>> begin
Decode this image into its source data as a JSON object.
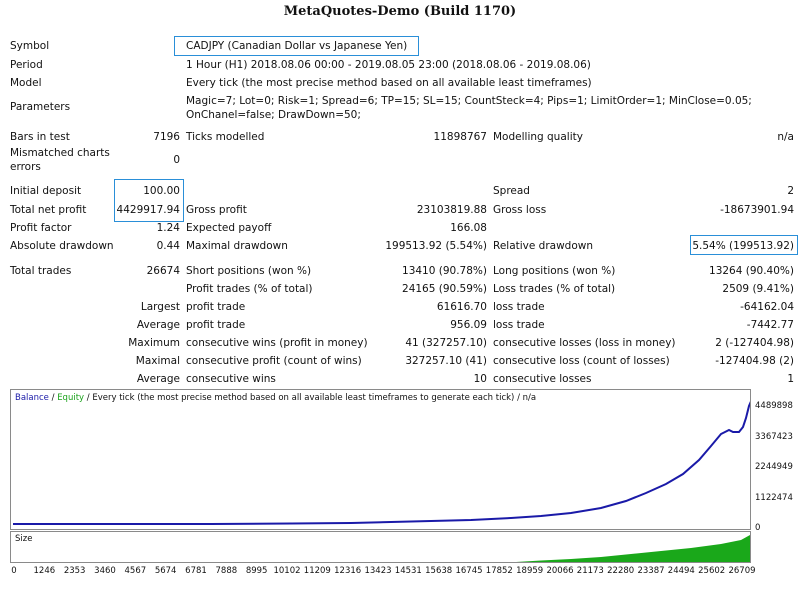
{
  "title": "MetaQuotes-Demo (Build 1170)",
  "info": {
    "symbol_label": "Symbol",
    "symbol_value": "CADJPY (Canadian Dollar vs Japanese Yen)",
    "period_label": "Period",
    "period_value": "1 Hour (H1) 2018.08.06 00:00 - 2019.08.05 23:00 (2018.08.06 - 2019.08.06)",
    "model_label": "Model",
    "model_value": "Every tick (the most precise method based on all available least timeframes)",
    "params_label": "Parameters",
    "params_line1": "Magic=7; Lot=0; Risk=1; Spread=6; TP=15; SL=15; CountSteck=4; Pips=1; LimitOrder=1; MinClose=0.05;",
    "params_line2": "OnChanel=false; DrawDown=50;"
  },
  "stats": {
    "bars_label": "Bars in test",
    "bars_value": "7196",
    "ticks_label": "Ticks modelled",
    "ticks_value": "11898767",
    "quality_label": "Modelling quality",
    "quality_value": "n/a",
    "mismatch_label1": "Mismatched charts",
    "mismatch_label2": "errors",
    "mismatch_value": "0",
    "deposit_label": "Initial deposit",
    "deposit_value": "100.00",
    "spread_label": "Spread",
    "spread_value": "2",
    "netprofit_label": "Total net profit",
    "netprofit_value": "4429917.94",
    "grossprofit_label": "Gross profit",
    "grossprofit_value": "23103819.88",
    "grossloss_label": "Gross loss",
    "grossloss_value": "-18673901.94",
    "pf_label": "Profit factor",
    "pf_value": "1.24",
    "ep_label": "Expected payoff",
    "ep_value": "166.08",
    "absdd_label": "Absolute drawdown",
    "absdd_value": "0.44",
    "maxdd_label": "Maximal drawdown",
    "maxdd_value": "199513.92 (5.54%)",
    "reldd_label": "Relative drawdown",
    "reldd_value": "5.54% (199513.92)",
    "trades_label": "Total trades",
    "trades_value": "26674",
    "short_label": "Short positions (won %)",
    "short_value": "13410 (90.78%)",
    "long_label": "Long positions (won %)",
    "long_value": "13264 (90.40%)",
    "ptrades_label": "Profit trades (% of total)",
    "ptrades_value": "24165 (90.59%)",
    "ltrades_label": "Loss trades (% of total)",
    "ltrades_value": "2509 (9.41%)",
    "largest_label": "Largest",
    "largest_p_label": "profit trade",
    "largest_p_value": "61616.70",
    "largest_l_label": "loss trade",
    "largest_l_value": "-64162.04",
    "average_label": "Average",
    "average_p_label": "profit trade",
    "average_p_value": "956.09",
    "average_l_label": "loss trade",
    "average_l_value": "-7442.77",
    "maximum_label": "Maximum",
    "maximum_p_label": "consecutive wins (profit in money)",
    "maximum_p_value": "41 (327257.10)",
    "maximum_l_label": "consecutive losses (loss in money)",
    "maximum_l_value": "2 (-127404.98)",
    "maximal_label": "Maximal",
    "maximal_p_label": "consecutive profit (count of wins)",
    "maximal_p_value": "327257.10 (41)",
    "maximal_l_label": "consecutive loss (count of losses)",
    "maximal_l_value": "-127404.98 (2)",
    "avg2_label": "Average",
    "avg2_p_label": "consecutive wins",
    "avg2_p_value": "10",
    "avg2_l_label": "consecutive losses",
    "avg2_l_value": "1"
  },
  "chart": {
    "legend_balance": "Balance",
    "legend_sep": " / ",
    "legend_equity": "Equity",
    "legend_rest": " / Every tick (the most precise method based on all available least timeframes to generate each tick) / n/a",
    "size_label": "Size",
    "balance_color": "#1a1aa8",
    "equity_color": "#1ca31c",
    "size_color": "#1aa81a",
    "y_ticks": [
      "4489898",
      "3367423",
      "2244949",
      "1122474",
      "0"
    ],
    "x_ticks": [
      "0",
      "1246",
      "2353",
      "3460",
      "4567",
      "5674",
      "6781",
      "7888",
      "8995",
      "10102",
      "11209",
      "12316",
      "13423",
      "14531",
      "15638",
      "16745",
      "17852",
      "18959",
      "20066",
      "21173",
      "22280",
      "23387",
      "24494",
      "25602",
      "26709"
    ]
  }
}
>> end
● **Goal**
Pictures in the records above should not be copied. Repeat everything else exactly.

● **Completed task**
Decode this image into its source data as a JSON object.
{
  "title": "MetaQuotes-Demo (Build 1170)",
  "info": {
    "symbol_label": "Symbol",
    "symbol_value": "CADJPY (Canadian Dollar vs Japanese Yen)",
    "period_label": "Period",
    "period_value": "1 Hour (H1) 2018.08.06 00:00 - 2019.08.05 23:00 (2018.08.06 - 2019.08.06)",
    "model_label": "Model",
    "model_value": "Every tick (the most precise method based on all available least timeframes)",
    "params_label": "Parameters",
    "params_line1": "Magic=7; Lot=0; Risk=1; Spread=6; TP=15; SL=15; CountSteck=4; Pips=1; LimitOrder=1; MinClose=0.05;",
    "params_line2": "OnChanel=false; DrawDown=50;"
  },
  "stats": {
    "bars_label": "Bars in test",
    "bars_value": "7196",
    "ticks_label": "Ticks modelled",
    "ticks_value": "11898767",
    "quality_label": "Modelling quality",
    "quality_value": "n/a",
    "mismatch_label1": "Mismatched charts",
    "mismatch_label2": "errors",
    "mismatch_value": "0",
    "deposit_label": "Initial deposit",
    "deposit_value": "100.00",
    "spread_label": "Spread",
    "spread_value": "2",
    "netprofit_label": "Total net profit",
    "netprofit_value": "4429917.94",
    "grossprofit_label": "Gross profit",
    "grossprofit_value": "23103819.88",
    "grossloss_label": "Gross loss",
    "grossloss_value": "-18673901.94",
    "pf_label": "Profit factor",
    "pf_value": "1.24",
    "ep_label": "Expected payoff",
    "ep_value": "166.08",
    "absdd_label": "Absolute drawdown",
    "absdd_value": "0.44",
    "maxdd_label": "Maximal drawdown",
    "maxdd_value": "199513.92 (5.54%)",
    "reldd_label": "Relative drawdown",
    "reldd_value": "5.54% (199513.92)",
    "trades_label": "Total trades",
    "trades_value": "26674",
    "short_label": "Short positions (won %)",
    "short_value": "13410 (90.78%)",
    "long_label": "Long positions (won %)",
    "long_value": "13264 (90.40%)",
    "ptrades_label": "Profit trades (% of total)",
    "ptrades_value": "24165 (90.59%)",
    "ltrades_label": "Loss trades (% of total)",
    "ltrades_value": "2509 (9.41%)",
    "largest_label": "Largest",
    "largest_p_label": "profit trade",
    "largest_p_value": "61616.70",
    "largest_l_label": "loss trade",
    "largest_l_value": "-64162.04",
    "average_label": "Average",
    "average_p_label": "profit trade",
    "average_p_value": "956.09",
    "average_l_label": "loss trade",
    "average_l_value": "-7442.77",
    "maximum_label": "Maximum",
    "maximum_p_label": "consecutive wins (profit in money)",
    "maximum_p_value": "41 (327257.10)",
    "maximum_l_label": "consecutive losses (loss in money)",
    "maximum_l_value": "2 (-127404.98)",
    "maximal_label": "Maximal",
    "maximal_p_label": "consecutive profit (count of wins)",
    "maximal_p_value": "327257.10 (41)",
    "maximal_l_label": "consecutive loss (count of losses)",
    "maximal_l_value": "-127404.98 (2)",
    "avg2_label": "Average",
    "avg2_p_label": "consecutive wins",
    "avg2_p_value": "10",
    "avg2_l_label": "consecutive losses",
    "avg2_l_value": "1"
  },
  "chart": {
    "legend_balance": "Balance",
    "legend_sep": " / ",
    "legend_equity": "Equity",
    "legend_rest": " / Every tick (the most precise method based on all available least timeframes to generate each tick) / n/a",
    "size_label": "Size",
    "balance_color": "#1a1aa8",
    "equity_color": "#1ca31c",
    "size_color": "#1aa81a",
    "y_ticks": [
      "4489898",
      "3367423",
      "2244949",
      "1122474",
      "0"
    ],
    "x_ticks": [
      "0",
      "1246",
      "2353",
      "3460",
      "4567",
      "5674",
      "6781",
      "7888",
      "8995",
      "10102",
      "11209",
      "12316",
      "13423",
      "14531",
      "15638",
      "16745",
      "17852",
      "18959",
      "20066",
      "21173",
      "22280",
      "23387",
      "24494",
      "25602",
      "26709"
    ]
  }
}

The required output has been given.